==== Records
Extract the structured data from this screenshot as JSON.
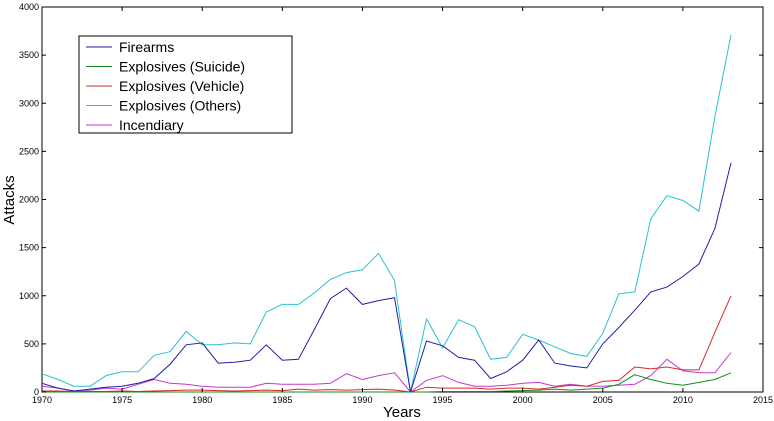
{
  "chart_data": {
    "type": "line",
    "title": "",
    "xlabel": "Years",
    "ylabel": "Attacks",
    "xlim": [
      1970,
      2015
    ],
    "ylim": [
      0,
      4000
    ],
    "xticks": [
      1970,
      1975,
      1980,
      1985,
      1990,
      1995,
      2000,
      2005,
      2010,
      2015
    ],
    "yticks": [
      0,
      500,
      1000,
      1500,
      2000,
      2500,
      3000,
      3500,
      4000
    ],
    "grid": false,
    "legend_position": "top-left",
    "x": [
      1970,
      1971,
      1972,
      1973,
      1974,
      1975,
      1976,
      1977,
      1978,
      1979,
      1980,
      1981,
      1982,
      1983,
      1984,
      1985,
      1986,
      1987,
      1988,
      1989,
      1990,
      1991,
      1992,
      1993,
      1994,
      1995,
      1996,
      1997,
      1998,
      1999,
      2000,
      2001,
      2002,
      2003,
      2004,
      2005,
      2006,
      2007,
      2008,
      2009,
      2010,
      2011,
      2012,
      2013
    ],
    "series": [
      {
        "name": "Firearms",
        "color": "#1f1fa6",
        "values": [
          90,
          40,
          10,
          30,
          50,
          60,
          90,
          140,
          290,
          490,
          510,
          300,
          310,
          330,
          490,
          330,
          340,
          650,
          970,
          1080,
          910,
          950,
          980,
          0,
          530,
          480,
          360,
          330,
          140,
          210,
          330,
          540,
          300,
          270,
          250,
          500,
          670,
          850,
          1040,
          1090,
          1200,
          1330,
          1700,
          2380
        ]
      },
      {
        "name": "Explosives (Suicide)",
        "color": "#1a8a1a",
        "values": [
          0,
          0,
          0,
          0,
          0,
          0,
          0,
          0,
          0,
          0,
          0,
          0,
          0,
          0,
          0,
          0,
          0,
          0,
          0,
          0,
          0,
          0,
          0,
          0,
          0,
          5,
          5,
          5,
          5,
          10,
          15,
          20,
          30,
          20,
          30,
          40,
          80,
          180,
          130,
          90,
          70,
          100,
          130,
          200
        ]
      },
      {
        "name": "Explosives (Vehicle)",
        "color": "#d42a2a",
        "values": [
          10,
          10,
          5,
          5,
          5,
          10,
          5,
          10,
          15,
          20,
          20,
          15,
          10,
          15,
          20,
          15,
          30,
          20,
          25,
          20,
          25,
          30,
          20,
          0,
          50,
          40,
          40,
          40,
          30,
          40,
          40,
          30,
          50,
          70,
          60,
          110,
          120,
          260,
          240,
          260,
          230,
          230,
          620,
          1000
        ]
      },
      {
        "name": "Explosives (Others)",
        "color": "#29c2d0",
        "values": [
          190,
          130,
          60,
          60,
          170,
          210,
          210,
          380,
          420,
          630,
          490,
          490,
          510,
          500,
          830,
          910,
          910,
          1030,
          1170,
          1240,
          1270,
          1440,
          1160,
          0,
          760,
          460,
          750,
          680,
          340,
          360,
          600,
          540,
          470,
          400,
          370,
          610,
          1020,
          1040,
          1800,
          2040,
          1990,
          1880,
          2860,
          3710
        ]
      },
      {
        "name": "Incendiary",
        "color": "#c23ac8",
        "values": [
          60,
          40,
          10,
          20,
          40,
          30,
          80,
          130,
          90,
          80,
          60,
          50,
          50,
          50,
          90,
          80,
          80,
          80,
          90,
          190,
          130,
          170,
          200,
          0,
          120,
          170,
          100,
          60,
          60,
          70,
          90,
          100,
          60,
          80,
          60,
          60,
          70,
          80,
          170,
          340,
          220,
          200,
          200,
          410
        ]
      }
    ]
  }
}
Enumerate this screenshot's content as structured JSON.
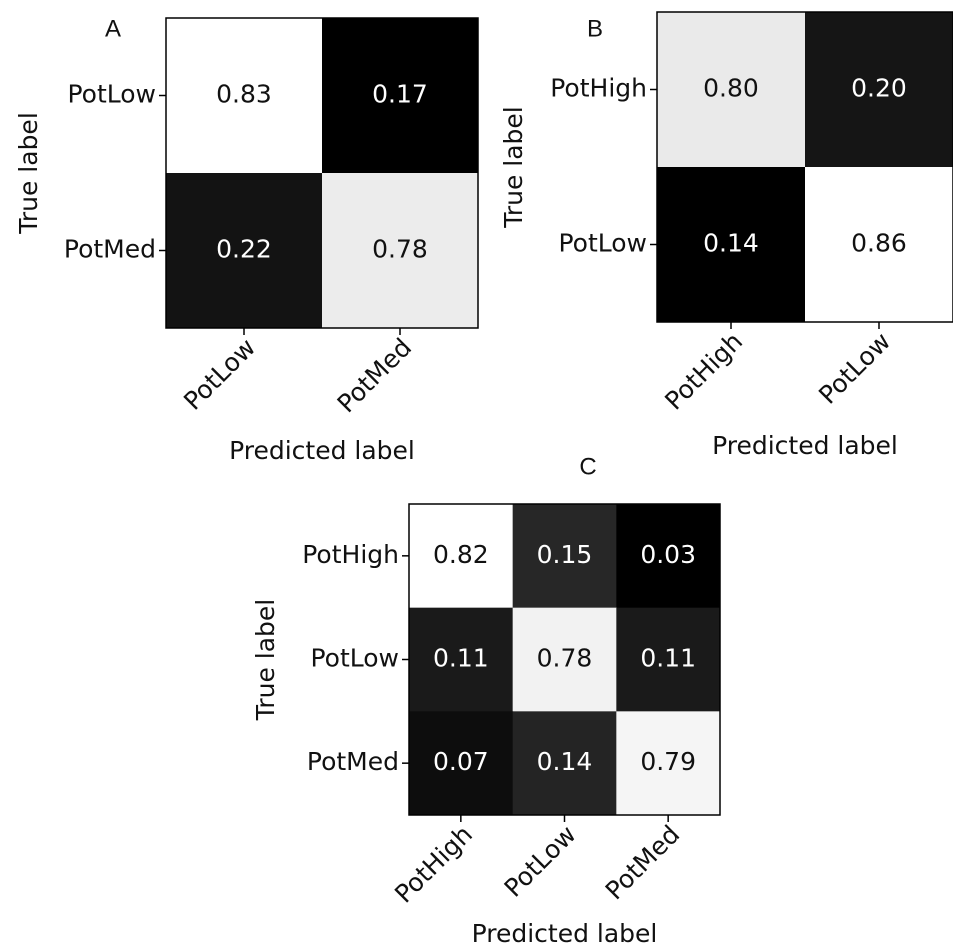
{
  "chart_data": [
    {
      "type": "heatmap",
      "title": "A",
      "x_label": "Predicted label",
      "y_label": "True label",
      "x_categories": [
        "PotLow",
        "PotMed"
      ],
      "y_categories": [
        "PotLow",
        "PotMed"
      ],
      "values": [
        [
          0.83,
          0.17
        ],
        [
          0.22,
          0.78
        ]
      ],
      "colormap": "gray"
    },
    {
      "type": "heatmap",
      "title": "B",
      "x_label": "Predicted label",
      "y_label": "True label",
      "x_categories": [
        "PotHigh",
        "PotLow"
      ],
      "y_categories": [
        "PotHigh",
        "PotLow"
      ],
      "values": [
        [
          0.8,
          0.2
        ],
        [
          0.14,
          0.86
        ]
      ],
      "value_labels": [
        [
          "0.80",
          "0.20"
        ],
        [
          "0.14",
          "0.86"
        ]
      ],
      "colormap": "gray"
    },
    {
      "type": "heatmap",
      "title": "C",
      "x_label": "Predicted label",
      "y_label": "True label",
      "x_categories": [
        "PotHigh",
        "PotLow",
        "PotMed"
      ],
      "y_categories": [
        "PotHigh",
        "PotLow",
        "PotMed"
      ],
      "values": [
        [
          0.82,
          0.15,
          0.03
        ],
        [
          0.11,
          0.78,
          0.11
        ],
        [
          0.07,
          0.14,
          0.79
        ]
      ],
      "colormap": "gray"
    }
  ]
}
========
Omit every image. Quote each record exactly.

— Complete output —
Extract the structured data from this screenshot as JSON.
{
  "chart_data": {
    "type": "line",
    "title": "",
    "xlabel": "Years",
    "ylabel": "Attacks",
    "xlim": [
      1970,
      2015
    ],
    "ylim": [
      0,
      4000
    ],
    "xticks": [
      1970,
      1975,
      1980,
      1985,
      1990,
      1995,
      2000,
      2005,
      2010,
      2015
    ],
    "yticks": [
      0,
      500,
      1000,
      1500,
      2000,
      2500,
      3000,
      3500,
      4000
    ],
    "grid": false,
    "legend_position": "top-left",
    "x": [
      1970,
      1971,
      1972,
      1973,
      1974,
      1975,
      1976,
      1977,
      1978,
      1979,
      1980,
      1981,
      1982,
      1983,
      1984,
      1985,
      1986,
      1987,
      1988,
      1989,
      1990,
      1991,
      1992,
      1993,
      1994,
      1995,
      1996,
      1997,
      1998,
      1999,
      2000,
      2001,
      2002,
      2003,
      2004,
      2005,
      2006,
      2007,
      2008,
      2009,
      2010,
      2011,
      2012,
      2013
    ],
    "series": [
      {
        "name": "Firearms",
        "color": "#1f1fa6",
        "values": [
          90,
          40,
          10,
          30,
          50,
          60,
          90,
          140,
          290,
          490,
          510,
          300,
          310,
          330,
          490,
          330,
          340,
          650,
          970,
          1080,
          910,
          950,
          980,
          0,
          530,
          480,
          360,
          330,
          140,
          210,
          330,
          540,
          300,
          270,
          250,
          500,
          670,
          850,
          1040,
          1090,
          1200,
          1330,
          1700,
          2380
        ]
      },
      {
        "name": "Explosives (Suicide)",
        "color": "#1a8a1a",
        "values": [
          0,
          0,
          0,
          0,
          0,
          0,
          0,
          0,
          0,
          0,
          0,
          0,
          0,
          0,
          0,
          0,
          0,
          0,
          0,
          0,
          0,
          0,
          0,
          0,
          0,
          5,
          5,
          5,
          5,
          10,
          15,
          20,
          30,
          20,
          30,
          40,
          80,
          180,
          130,
          90,
          70,
          100,
          130,
          200
        ]
      },
      {
        "name": "Explosives (Vehicle)",
        "color": "#d42a2a",
        "values": [
          10,
          10,
          5,
          5,
          5,
          10,
          5,
          10,
          15,
          20,
          20,
          15,
          10,
          15,
          20,
          15,
          30,
          20,
          25,
          20,
          25,
          30,
          20,
          0,
          50,
          40,
          40,
          40,
          30,
          40,
          40,
          30,
          50,
          70,
          60,
          110,
          120,
          260,
          240,
          260,
          230,
          230,
          620,
          1000
        ]
      },
      {
        "name": "Explosives (Others)",
        "color": "#29c2d0",
        "values": [
          190,
          130,
          60,
          60,
          170,
          210,
          210,
          380,
          420,
          630,
          490,
          490,
          510,
          500,
          830,
          910,
          910,
          1030,
          1170,
          1240,
          1270,
          1440,
          1160,
          0,
          760,
          460,
          750,
          680,
          340,
          360,
          600,
          540,
          470,
          400,
          370,
          610,
          1020,
          1040,
          1800,
          2040,
          1990,
          1880,
          2860,
          3710
        ]
      },
      {
        "name": "Incendiary",
        "color": "#c23ac8",
        "values": [
          60,
          40,
          10,
          20,
          40,
          30,
          80,
          130,
          90,
          80,
          60,
          50,
          50,
          50,
          90,
          80,
          80,
          80,
          90,
          190,
          130,
          170,
          200,
          0,
          120,
          170,
          100,
          60,
          60,
          70,
          90,
          100,
          60,
          80,
          60,
          60,
          70,
          80,
          170,
          340,
          220,
          200,
          200,
          410
        ]
      }
    ]
  }
}
Enumerate this screenshot's content as structured JSON.
{
  "chart_data": [
    {
      "type": "heatmap",
      "title": "A",
      "x_label": "Predicted label",
      "y_label": "True label",
      "x_categories": [
        "PotLow",
        "PotMed"
      ],
      "y_categories": [
        "PotLow",
        "PotMed"
      ],
      "values": [
        [
          0.83,
          0.17
        ],
        [
          0.22,
          0.78
        ]
      ],
      "colormap": "gray"
    },
    {
      "type": "heatmap",
      "title": "B",
      "x_label": "Predicted label",
      "y_label": "True label",
      "x_categories": [
        "PotHigh",
        "PotLow"
      ],
      "y_categories": [
        "PotHigh",
        "PotLow"
      ],
      "values": [
        [
          0.8,
          0.2
        ],
        [
          0.14,
          0.86
        ]
      ],
      "value_labels": [
        [
          "0.80",
          "0.20"
        ],
        [
          "0.14",
          "0.86"
        ]
      ],
      "colormap": "gray"
    },
    {
      "type": "heatmap",
      "title": "C",
      "x_label": "Predicted label",
      "y_label": "True label",
      "x_categories": [
        "PotHigh",
        "PotLow",
        "PotMed"
      ],
      "y_categories": [
        "PotHigh",
        "PotLow",
        "PotMed"
      ],
      "values": [
        [
          0.82,
          0.15,
          0.03
        ],
        [
          0.11,
          0.78,
          0.11
        ],
        [
          0.07,
          0.14,
          0.79
        ]
      ],
      "colormap": "gray"
    }
  ]
}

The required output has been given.